* **Exercise text**
=== Begin Enclosure ===

On the whole, the typical female character is an alien wonderland for me. I won't call out any particular books to highlight the issue but one of the worst rhymes with 'Starlight'. It's like trying to explain the financial motivations of characters in 'Death of a Salesman' to a Socialist. But because of this blokish culture in Australia, I understand the guys and can relate to them. When a man on TV says 'Damn that girl's annoying', my brain responds with a deadpan 'I know what you mean, bro'.

If a TV series has male leads I'll inevitably enjoy it more. I get a thrill when the lead male gets throttled by his own necktie and hurled down the stairs and I can only imagine the same sense of fear over a physical threat for a female lead. But heaven forbid if a women gets hurt on TV. Apparently that's cause for rage in blogging circles I don't quite sympathise with. In the online world lots of bloggers take offence if it happens to a lady. Doesn't batter an eye here - not even mine; I honestly can't tell if TV programmes are being overtly sexist or women just take it personally. To me both sexes are vulnerable, they both are at risk in a dangerous situation and it's only up to the writers to decide who gets out alive. I was two episodes in to Ripper Street before I realised something was apparently wrong and I should be outraged.

You know what? I'm not. I enjoy the show and I wouldn't change it. I would be outraged if the women were wrapped in bubble-wrap and only taken out for maybe two seconds of screen time in rather poitless roles - but they're not. If the killer and rapist of women achieves fortune and fame at the end of an episode I'd be shouting rather loudly in protest (James Bond gets away with about as much in Skyfall and I only read one review calling him out about that!). In Ripper Street's case the culprit meets a violent end for his crimes - as does the bad guy in episode two (Spoiler Warning). By episode Five I'm assuming the coppers equal the Ripper's body count so all is square.

If the women in Ripper Street are seen as negative stereotypes, pick up an Australian History Book. You know, the ones about British colonisation? The ones that say all the early pioneer women were Damned Whores or God's Police. Prostitutes or Nuns, essentially. I read that in 5 seperate school history books. I think the dependance the three leads of Ripper Street have with the women around them is rather touching in comparison.

=== End Enclosure ===

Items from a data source

=== Begin Enclosure ===

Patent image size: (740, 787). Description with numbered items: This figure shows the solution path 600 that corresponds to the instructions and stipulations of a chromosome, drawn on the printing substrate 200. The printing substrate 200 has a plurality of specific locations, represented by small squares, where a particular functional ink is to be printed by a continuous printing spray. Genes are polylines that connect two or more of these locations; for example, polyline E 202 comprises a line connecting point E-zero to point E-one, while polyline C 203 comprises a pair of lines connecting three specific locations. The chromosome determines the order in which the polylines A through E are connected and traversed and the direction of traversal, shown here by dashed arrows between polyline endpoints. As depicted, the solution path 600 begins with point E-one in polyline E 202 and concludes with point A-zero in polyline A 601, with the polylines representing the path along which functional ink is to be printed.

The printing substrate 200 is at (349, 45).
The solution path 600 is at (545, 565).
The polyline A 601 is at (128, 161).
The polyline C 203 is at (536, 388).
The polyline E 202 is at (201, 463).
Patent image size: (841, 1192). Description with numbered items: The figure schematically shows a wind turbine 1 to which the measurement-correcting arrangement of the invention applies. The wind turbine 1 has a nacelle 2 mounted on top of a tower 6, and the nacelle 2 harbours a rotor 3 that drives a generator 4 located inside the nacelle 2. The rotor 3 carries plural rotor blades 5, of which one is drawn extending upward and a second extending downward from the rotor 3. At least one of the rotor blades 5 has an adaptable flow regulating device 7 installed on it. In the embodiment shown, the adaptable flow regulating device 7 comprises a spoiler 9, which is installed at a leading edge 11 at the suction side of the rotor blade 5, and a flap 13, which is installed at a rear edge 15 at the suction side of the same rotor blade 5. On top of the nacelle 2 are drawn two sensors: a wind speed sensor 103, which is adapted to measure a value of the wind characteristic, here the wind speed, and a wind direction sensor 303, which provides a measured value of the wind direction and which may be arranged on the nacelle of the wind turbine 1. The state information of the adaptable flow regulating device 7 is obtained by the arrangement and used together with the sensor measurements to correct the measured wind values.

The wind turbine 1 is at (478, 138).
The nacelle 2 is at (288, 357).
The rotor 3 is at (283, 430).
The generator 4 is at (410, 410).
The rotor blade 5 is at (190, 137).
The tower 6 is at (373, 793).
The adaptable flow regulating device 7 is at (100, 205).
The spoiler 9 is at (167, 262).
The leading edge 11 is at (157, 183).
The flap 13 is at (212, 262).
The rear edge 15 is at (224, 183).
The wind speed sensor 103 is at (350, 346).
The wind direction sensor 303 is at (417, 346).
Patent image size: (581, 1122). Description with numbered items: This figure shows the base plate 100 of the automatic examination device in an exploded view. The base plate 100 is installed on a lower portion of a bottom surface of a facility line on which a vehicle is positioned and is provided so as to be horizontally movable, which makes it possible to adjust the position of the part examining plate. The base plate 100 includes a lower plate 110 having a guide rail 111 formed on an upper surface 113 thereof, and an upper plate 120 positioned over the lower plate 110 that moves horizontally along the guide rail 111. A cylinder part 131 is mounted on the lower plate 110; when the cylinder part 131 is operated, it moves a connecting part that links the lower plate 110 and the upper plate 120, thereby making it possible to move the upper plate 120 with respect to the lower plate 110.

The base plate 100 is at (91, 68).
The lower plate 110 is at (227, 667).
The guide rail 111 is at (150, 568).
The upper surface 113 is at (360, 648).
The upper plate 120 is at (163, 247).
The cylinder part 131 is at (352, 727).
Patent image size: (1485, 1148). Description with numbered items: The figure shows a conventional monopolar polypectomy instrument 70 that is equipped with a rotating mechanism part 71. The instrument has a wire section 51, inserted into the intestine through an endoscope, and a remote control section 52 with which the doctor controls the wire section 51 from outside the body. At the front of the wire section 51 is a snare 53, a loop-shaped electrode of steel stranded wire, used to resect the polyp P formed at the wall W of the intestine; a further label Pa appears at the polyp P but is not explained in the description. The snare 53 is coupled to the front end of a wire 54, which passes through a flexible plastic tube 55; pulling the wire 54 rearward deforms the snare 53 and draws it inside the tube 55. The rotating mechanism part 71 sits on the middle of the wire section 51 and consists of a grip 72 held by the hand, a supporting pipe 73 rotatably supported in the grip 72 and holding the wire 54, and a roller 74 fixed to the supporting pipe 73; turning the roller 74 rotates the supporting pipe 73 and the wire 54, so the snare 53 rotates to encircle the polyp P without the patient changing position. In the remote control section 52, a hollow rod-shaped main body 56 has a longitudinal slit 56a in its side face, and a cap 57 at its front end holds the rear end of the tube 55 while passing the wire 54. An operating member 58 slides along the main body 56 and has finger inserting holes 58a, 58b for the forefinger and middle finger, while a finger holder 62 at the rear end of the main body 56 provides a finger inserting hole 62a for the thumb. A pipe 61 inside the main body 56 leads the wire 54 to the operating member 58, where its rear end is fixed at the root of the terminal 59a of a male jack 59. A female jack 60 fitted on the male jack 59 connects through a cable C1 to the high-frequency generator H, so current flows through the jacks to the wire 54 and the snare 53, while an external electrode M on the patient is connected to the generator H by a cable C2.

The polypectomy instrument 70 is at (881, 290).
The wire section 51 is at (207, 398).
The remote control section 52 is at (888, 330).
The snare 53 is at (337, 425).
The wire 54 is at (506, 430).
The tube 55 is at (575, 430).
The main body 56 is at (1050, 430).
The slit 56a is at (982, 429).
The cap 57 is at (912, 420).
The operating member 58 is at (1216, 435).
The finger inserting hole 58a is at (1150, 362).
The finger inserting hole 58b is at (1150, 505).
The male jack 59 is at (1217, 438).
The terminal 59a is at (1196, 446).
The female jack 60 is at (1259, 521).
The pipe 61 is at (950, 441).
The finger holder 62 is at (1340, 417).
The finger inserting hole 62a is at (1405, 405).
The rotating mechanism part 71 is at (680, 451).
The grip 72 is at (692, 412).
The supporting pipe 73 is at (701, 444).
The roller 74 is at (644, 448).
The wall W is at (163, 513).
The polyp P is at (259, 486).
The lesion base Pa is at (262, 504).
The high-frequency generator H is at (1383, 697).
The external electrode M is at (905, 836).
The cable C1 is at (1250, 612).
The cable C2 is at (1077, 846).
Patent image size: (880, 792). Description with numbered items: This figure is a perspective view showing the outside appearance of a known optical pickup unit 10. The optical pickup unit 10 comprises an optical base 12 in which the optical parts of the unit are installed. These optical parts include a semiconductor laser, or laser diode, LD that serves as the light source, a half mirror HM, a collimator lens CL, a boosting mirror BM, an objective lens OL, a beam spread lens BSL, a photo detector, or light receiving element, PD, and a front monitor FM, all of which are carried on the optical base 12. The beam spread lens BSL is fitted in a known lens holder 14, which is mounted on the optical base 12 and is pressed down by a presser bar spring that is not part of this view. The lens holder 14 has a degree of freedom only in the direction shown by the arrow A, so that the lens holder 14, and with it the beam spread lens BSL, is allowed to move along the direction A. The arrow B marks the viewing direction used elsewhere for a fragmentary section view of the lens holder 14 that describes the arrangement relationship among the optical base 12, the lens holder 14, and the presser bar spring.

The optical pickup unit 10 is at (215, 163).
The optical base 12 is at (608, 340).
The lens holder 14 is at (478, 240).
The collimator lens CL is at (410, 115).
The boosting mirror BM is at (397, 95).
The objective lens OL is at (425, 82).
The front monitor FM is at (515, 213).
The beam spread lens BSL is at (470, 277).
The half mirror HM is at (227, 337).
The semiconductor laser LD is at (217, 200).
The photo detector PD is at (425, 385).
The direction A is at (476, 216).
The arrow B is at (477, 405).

=== End Enclosure ===

Can you reproduce the Ripper Street post in full, word for word? Rely only on the Ripper Street post and disregard the entries.

On the whole, the typical female character is an alien wonderland for me. I won't call out any particular books to highlight the issue but one of the worst rhymes with 'Starlight'. It's like trying to explain the financial motivations of characters in 'Death of a Salesman' to a Socialist. But because of this blokish culture in Australia, I understand the guys and can relate to them. When a man on TV says 'Damn that girl's annoying', my brain responds with a deadpan 'I know what you mean, bro'.

If a TV series has male leads I'll inevitably enjoy it more. I get a thrill when the lead male gets throttled by his own necktie and hurled down the stairs and I can only imagine the same sense of fear over a physical threat for a female lead. But heaven forbid if a women gets hurt on TV. Apparently that's cause for rage in blogging circles I don't quite sympathise with. In the online world lots of bloggers take offence if it happens to a lady. Doesn't batter an eye here - not even mine; I honestly can't tell if TV programmes are being overtly sexist or women just take it personally. To me both sexes are vulnerable, they both are at risk in a dangerous situation and it's only up to the writers to decide who gets out alive. I was two episodes in to Ripper Street before I realised something was apparently wrong and I should be outraged.

You know what? I'm not. I enjoy the show and I wouldn't change it. I would be outraged if the women were wrapped in bubble-wrap and only taken out for maybe two seconds of screen time in rather poitless roles - but they're not. If the killer and rapist of women achieves fortune and fame at the end of an episode I'd be shouting rather loudly in protest (James Bond gets away with about as much in Skyfall and I only read one review calling him out about that!). In Ripper Street's case the culprit meets a violent end for his crimes - as does the bad guy in episode two (Spoiler Warning). By episode Five I'm assuming the coppers equal the Ripper's body count so all is square.

If the women in Ripper Street are seen as negative stereotypes, pick up an Australian History Book. You know, the ones about British colonisation? The ones that say all the early pioneer women were Damned Whores or God's Police. Prostitutes or Nuns, essentially. I read that in 5 seperate school history books. I think the dependance the three leads of Ripper Street have with the women around them is rather touching in comparison.